**Written problem**
Copy every line of the listing exactly.

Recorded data

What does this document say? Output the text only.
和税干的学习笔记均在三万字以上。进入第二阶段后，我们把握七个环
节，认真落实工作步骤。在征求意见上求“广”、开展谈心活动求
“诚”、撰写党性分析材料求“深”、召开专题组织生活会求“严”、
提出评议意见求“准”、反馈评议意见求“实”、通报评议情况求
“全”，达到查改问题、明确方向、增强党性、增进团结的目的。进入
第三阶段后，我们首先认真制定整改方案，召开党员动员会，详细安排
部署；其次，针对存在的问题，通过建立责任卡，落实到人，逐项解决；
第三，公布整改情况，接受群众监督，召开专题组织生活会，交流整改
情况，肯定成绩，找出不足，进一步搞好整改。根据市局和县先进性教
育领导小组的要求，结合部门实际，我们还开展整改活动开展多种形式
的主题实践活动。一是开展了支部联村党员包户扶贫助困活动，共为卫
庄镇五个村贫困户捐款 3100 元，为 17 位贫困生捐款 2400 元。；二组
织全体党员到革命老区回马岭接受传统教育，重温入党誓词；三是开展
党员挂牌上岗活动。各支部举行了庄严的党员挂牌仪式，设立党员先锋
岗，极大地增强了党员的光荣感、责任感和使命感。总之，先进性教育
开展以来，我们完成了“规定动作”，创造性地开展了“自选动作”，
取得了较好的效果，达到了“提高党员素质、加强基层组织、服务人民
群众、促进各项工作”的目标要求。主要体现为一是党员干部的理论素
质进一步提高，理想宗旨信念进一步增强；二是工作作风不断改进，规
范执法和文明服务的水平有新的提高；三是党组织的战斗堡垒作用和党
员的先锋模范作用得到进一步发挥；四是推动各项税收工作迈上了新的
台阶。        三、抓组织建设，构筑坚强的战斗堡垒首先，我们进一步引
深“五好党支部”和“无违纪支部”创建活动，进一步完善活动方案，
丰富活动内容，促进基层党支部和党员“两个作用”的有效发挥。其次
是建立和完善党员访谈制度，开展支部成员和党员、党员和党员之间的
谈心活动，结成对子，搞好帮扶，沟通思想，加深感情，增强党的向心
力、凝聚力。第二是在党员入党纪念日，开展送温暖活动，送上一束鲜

**Output for this task**
What does this document say? Output the text only.
和税干的学习笔记均在三万字以上。进入第二阶段后，我们把握七个环
节，认真落实工作步骤。在征求意见上求“广”、开展谈心活动求
“诚”、撰写党性分析材料求“深”、召开专题组织生活会求“严”、
提出评议意见求“准”、反馈评议意见求“实”、通报评议情况求
“全”，达到查改问题、明确方向、增强党性、增进团结的目的。进入
第三阶段后，我们首先认真制定整改方案，召开党员动员会，详细安排
部署；其次，针对存在的问题，通过建立责任卡，落实到人，逐项解决；
第三，公布整改情况，接受群众监督，召开专题组织生活会，交流整改
情况，肯定成绩，找出不足，进一步搞好整改。根据市局和县先进性教
育领导小组的要求，结合部门实际，我们还开展整改活动开展多种形式
的主题实践活动。一是开展了支部联村党员包户扶贫助困活动，共为卫
庄镇五个村贫困户捐款 3100 元，为 17 位贫困生捐款 2400 元。；二组
织全体党员到革命老区回马岭接受传统教育，重温入党誓词；三是开展
党员挂牌上岗活动。各支部举行了庄严的党员挂牌仪式，设立党员先锋
岗，极大地增强了党员的光荣感、责任感和使命感。总之，先进性教育
开展以来，我们完成了“规定动作”，创造性地开展了“自选动作”，
取得了较好的效果，达到了“提高党员素质、加强基层组织、服务人民
群众、促进各项工作”的目标要求。主要体现为一是党员干部的理论素
质进一步提高，理想宗旨信念进一步增强；二是工作作风不断改进，规
范执法和文明服务的水平有新的提高；三是党组织的战斗堡垒作用和党
员的先锋模范作用得到进一步发挥；四是推动各项税收工作迈上了新的
台阶。        三、抓组织建设，构筑坚强的战斗堡垒首先，我们进一步引
深“五好党支部”和“无违纪支部”创建活动，进一步完善活动方案，
丰富活动内容，促进基层党支部和党员“两个作用”的有效发挥。其次
是建立和完善党员访谈制度，开展支部成员和党员、党员和党员之间的
谈心活动，结成对子，搞好帮扶，沟通思想，加深感情，增强党的向心
力、凝聚力。第二是在党员入党纪念日，开展送温暖活动，送上一束鲜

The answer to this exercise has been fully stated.